Written instruction:
Copy out all lines carrying the word "date".
═══ Source data ═══
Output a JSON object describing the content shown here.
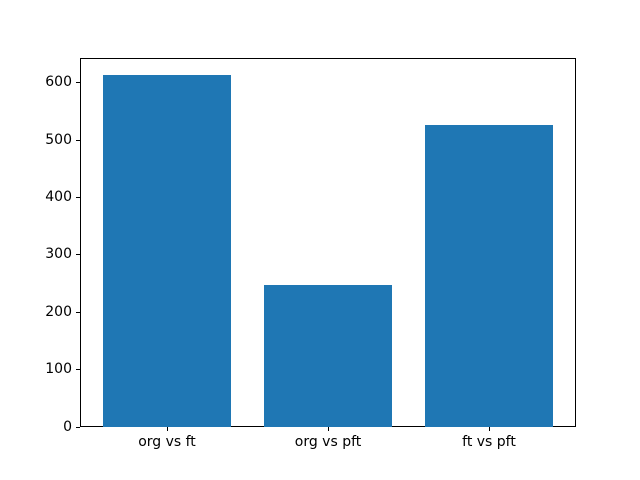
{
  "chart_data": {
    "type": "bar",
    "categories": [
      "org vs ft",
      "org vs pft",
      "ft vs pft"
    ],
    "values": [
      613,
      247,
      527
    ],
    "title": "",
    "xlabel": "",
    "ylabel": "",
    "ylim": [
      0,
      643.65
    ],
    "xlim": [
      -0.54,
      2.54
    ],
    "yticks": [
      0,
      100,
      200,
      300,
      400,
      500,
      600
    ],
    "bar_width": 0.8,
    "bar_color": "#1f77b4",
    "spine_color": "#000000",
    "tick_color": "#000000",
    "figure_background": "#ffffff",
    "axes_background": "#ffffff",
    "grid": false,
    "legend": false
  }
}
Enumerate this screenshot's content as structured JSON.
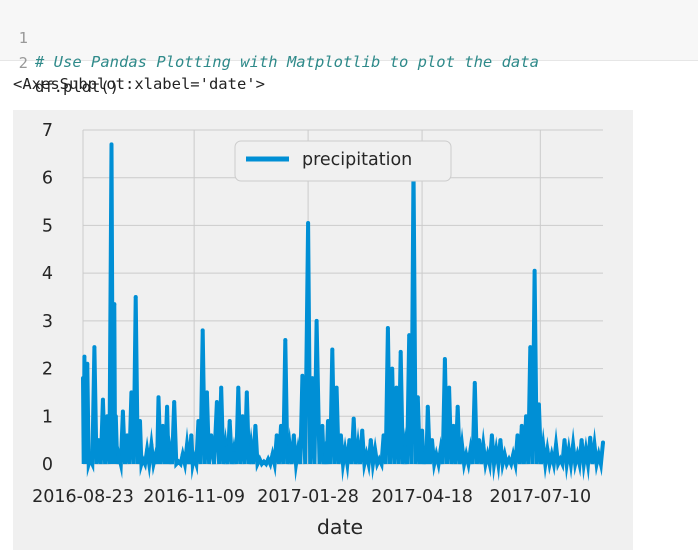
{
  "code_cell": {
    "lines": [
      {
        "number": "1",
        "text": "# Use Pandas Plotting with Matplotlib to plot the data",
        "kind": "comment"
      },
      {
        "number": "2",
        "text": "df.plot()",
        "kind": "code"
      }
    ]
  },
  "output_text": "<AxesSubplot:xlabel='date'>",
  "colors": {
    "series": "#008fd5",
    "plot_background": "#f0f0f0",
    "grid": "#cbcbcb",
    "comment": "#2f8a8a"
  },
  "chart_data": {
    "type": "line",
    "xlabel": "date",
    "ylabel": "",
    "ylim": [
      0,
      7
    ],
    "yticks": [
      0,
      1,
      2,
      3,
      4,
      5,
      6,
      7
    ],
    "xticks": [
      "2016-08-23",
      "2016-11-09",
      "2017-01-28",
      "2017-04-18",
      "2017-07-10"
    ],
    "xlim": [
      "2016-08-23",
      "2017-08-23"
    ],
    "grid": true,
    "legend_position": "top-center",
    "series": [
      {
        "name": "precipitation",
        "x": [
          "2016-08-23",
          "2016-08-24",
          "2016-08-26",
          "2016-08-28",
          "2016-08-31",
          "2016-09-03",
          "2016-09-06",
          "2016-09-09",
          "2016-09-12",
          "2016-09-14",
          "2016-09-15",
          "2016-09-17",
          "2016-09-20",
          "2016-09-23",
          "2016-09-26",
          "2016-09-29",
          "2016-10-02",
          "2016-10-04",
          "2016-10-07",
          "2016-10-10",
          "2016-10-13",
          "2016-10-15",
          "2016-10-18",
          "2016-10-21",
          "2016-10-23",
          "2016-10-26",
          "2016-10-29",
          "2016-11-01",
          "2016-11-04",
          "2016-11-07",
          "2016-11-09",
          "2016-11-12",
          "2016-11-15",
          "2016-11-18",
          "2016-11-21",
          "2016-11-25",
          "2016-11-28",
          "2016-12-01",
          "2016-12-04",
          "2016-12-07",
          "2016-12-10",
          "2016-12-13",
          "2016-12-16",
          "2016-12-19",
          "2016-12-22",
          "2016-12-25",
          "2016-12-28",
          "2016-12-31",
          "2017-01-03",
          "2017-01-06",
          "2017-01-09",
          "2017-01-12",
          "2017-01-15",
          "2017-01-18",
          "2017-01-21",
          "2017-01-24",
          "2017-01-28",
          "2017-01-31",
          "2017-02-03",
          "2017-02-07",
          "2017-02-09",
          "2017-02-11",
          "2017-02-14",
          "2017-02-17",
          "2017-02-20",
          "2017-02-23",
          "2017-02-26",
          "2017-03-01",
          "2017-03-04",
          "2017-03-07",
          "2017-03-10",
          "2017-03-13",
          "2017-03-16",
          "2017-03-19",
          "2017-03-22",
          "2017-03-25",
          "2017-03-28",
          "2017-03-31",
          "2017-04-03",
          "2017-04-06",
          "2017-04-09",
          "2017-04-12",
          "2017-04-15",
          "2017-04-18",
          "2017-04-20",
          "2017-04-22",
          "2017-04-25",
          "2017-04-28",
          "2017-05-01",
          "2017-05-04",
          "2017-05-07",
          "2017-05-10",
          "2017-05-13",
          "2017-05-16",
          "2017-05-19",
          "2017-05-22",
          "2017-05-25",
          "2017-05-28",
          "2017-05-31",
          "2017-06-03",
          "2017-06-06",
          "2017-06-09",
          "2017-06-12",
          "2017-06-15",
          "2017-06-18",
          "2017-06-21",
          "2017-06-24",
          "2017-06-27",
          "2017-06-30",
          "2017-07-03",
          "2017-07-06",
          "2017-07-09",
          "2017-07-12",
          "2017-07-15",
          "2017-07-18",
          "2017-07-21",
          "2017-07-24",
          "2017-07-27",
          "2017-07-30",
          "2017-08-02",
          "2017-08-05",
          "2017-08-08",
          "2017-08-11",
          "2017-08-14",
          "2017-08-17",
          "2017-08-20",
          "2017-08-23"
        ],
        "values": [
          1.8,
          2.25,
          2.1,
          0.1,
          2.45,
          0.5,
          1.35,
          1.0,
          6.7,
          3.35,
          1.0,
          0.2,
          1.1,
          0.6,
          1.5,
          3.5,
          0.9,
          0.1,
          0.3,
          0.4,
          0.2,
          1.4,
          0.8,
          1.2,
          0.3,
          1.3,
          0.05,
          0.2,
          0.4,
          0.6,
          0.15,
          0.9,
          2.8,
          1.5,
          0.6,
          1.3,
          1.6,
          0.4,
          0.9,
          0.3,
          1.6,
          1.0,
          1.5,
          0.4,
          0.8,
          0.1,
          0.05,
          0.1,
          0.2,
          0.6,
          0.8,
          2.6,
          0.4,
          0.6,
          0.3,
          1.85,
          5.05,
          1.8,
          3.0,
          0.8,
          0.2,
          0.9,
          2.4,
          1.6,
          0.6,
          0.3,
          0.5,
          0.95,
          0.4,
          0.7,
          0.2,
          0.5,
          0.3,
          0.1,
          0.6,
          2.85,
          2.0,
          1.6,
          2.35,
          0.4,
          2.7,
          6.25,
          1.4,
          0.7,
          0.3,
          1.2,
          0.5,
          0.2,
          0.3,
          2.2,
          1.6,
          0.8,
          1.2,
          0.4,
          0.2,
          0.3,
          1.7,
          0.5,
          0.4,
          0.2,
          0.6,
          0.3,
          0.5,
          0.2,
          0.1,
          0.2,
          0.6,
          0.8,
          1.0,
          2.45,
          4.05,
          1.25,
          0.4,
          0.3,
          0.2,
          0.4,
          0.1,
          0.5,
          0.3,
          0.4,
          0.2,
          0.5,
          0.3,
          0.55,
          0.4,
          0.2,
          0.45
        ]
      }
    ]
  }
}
═══
Output of the task:
  "output_text": "<AxesSubplot:xlabel='date'>",
    "xlabel": "date",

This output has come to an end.